- [What is asked]: Read the records and gather each line that includes "dengan".

>> start Material

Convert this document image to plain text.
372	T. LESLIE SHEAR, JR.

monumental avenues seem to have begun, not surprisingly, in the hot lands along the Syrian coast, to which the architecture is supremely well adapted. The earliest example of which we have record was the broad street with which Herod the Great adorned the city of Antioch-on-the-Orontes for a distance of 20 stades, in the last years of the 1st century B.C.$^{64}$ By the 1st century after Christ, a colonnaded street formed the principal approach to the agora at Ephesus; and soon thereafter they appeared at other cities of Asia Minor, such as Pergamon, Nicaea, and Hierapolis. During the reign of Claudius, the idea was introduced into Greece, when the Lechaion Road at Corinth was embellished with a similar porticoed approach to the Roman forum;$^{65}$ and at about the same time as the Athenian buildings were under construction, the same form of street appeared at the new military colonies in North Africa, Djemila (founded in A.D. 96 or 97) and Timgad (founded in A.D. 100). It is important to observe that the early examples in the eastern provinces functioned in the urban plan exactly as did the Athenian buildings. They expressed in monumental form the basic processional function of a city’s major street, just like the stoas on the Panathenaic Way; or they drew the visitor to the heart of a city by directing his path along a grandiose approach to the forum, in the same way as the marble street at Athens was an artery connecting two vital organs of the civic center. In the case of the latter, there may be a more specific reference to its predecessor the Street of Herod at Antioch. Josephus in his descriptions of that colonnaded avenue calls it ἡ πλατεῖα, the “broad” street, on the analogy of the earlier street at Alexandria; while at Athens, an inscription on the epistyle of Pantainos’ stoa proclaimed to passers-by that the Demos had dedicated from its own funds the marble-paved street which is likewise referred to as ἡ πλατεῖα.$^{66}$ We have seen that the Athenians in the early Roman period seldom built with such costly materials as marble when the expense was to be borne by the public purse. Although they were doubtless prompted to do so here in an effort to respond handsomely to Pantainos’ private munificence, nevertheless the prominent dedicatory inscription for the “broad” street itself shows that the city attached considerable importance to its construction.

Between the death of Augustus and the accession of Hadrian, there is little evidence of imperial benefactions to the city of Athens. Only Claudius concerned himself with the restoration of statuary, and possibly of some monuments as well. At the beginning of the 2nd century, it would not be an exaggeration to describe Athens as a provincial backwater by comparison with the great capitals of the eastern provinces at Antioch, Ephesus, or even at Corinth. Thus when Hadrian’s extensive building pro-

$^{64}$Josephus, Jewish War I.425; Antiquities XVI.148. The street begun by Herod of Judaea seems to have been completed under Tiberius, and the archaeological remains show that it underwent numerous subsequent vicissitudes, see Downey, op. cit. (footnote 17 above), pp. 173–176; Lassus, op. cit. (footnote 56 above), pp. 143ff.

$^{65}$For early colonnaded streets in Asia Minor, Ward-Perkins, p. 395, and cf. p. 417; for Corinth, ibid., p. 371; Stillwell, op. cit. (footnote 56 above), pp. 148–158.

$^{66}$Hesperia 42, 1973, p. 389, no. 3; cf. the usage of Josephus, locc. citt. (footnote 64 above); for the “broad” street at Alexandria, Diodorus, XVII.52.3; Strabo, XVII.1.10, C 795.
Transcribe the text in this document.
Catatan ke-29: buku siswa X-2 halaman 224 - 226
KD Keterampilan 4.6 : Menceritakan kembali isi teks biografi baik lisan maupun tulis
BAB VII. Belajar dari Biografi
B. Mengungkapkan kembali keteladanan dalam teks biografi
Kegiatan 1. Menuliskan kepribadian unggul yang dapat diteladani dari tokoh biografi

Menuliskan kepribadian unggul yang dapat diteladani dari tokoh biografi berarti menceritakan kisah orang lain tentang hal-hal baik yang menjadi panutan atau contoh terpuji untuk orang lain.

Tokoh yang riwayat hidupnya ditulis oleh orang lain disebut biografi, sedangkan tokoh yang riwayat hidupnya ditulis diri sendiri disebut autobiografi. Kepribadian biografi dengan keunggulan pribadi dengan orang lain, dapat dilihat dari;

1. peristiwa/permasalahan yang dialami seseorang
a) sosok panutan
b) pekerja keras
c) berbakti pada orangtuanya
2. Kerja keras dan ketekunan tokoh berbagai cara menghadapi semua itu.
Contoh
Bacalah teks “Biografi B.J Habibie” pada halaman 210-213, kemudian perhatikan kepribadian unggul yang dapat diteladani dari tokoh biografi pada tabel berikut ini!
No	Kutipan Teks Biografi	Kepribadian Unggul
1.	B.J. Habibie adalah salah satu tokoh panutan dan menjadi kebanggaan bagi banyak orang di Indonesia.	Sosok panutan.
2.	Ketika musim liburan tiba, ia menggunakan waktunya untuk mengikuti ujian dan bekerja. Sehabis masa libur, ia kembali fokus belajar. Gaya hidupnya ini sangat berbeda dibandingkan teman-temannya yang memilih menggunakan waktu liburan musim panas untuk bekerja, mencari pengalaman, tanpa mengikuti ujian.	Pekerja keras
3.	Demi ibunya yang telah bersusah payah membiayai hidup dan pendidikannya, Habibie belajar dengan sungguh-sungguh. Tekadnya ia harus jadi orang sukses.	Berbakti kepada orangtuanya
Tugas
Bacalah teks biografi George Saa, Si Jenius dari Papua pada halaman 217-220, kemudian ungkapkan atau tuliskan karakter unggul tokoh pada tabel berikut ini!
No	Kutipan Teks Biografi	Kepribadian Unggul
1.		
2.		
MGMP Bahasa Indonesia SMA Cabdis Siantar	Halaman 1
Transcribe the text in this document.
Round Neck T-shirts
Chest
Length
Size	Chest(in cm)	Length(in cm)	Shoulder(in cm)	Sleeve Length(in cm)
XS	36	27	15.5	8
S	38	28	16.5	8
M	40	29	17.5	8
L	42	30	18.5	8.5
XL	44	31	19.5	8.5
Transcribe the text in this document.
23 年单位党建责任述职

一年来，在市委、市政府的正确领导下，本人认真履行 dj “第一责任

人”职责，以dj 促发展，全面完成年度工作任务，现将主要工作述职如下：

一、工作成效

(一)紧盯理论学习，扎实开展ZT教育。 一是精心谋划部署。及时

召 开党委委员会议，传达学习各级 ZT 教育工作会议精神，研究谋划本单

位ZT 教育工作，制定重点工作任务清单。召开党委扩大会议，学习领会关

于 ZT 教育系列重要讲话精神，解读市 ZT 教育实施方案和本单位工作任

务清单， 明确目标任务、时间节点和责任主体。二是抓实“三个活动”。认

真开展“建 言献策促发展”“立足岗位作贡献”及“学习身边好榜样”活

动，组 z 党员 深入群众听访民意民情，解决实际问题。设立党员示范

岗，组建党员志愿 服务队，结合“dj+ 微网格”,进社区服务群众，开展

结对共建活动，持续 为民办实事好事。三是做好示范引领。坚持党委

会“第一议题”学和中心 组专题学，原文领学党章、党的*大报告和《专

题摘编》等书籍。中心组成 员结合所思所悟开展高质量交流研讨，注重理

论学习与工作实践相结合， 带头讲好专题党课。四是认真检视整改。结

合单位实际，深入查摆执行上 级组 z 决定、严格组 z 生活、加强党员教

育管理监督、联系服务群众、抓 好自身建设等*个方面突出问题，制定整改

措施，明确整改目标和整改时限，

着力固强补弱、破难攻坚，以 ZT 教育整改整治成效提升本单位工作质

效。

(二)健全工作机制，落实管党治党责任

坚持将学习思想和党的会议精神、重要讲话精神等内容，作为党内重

>> end Material

- [Result below]:
Tokoh yang riwayat hidupnya ditulis oleh orang lain disebut biografi, sedangkan tokoh yang riwayat hidupnya ditulis diri sendiri disebut autobiografi. Kepribadian biografi dengan keunggulan pribadi dengan orang lain, dapat dilihat dari;
3.	Demi ibunya yang telah bersusah payah membiayai hidup dan pendidikannya, Habibie belajar dengan sungguh-sungguh. Tekadnya ia harus jadi orang sukses.	Berbakti kepada orangtuanya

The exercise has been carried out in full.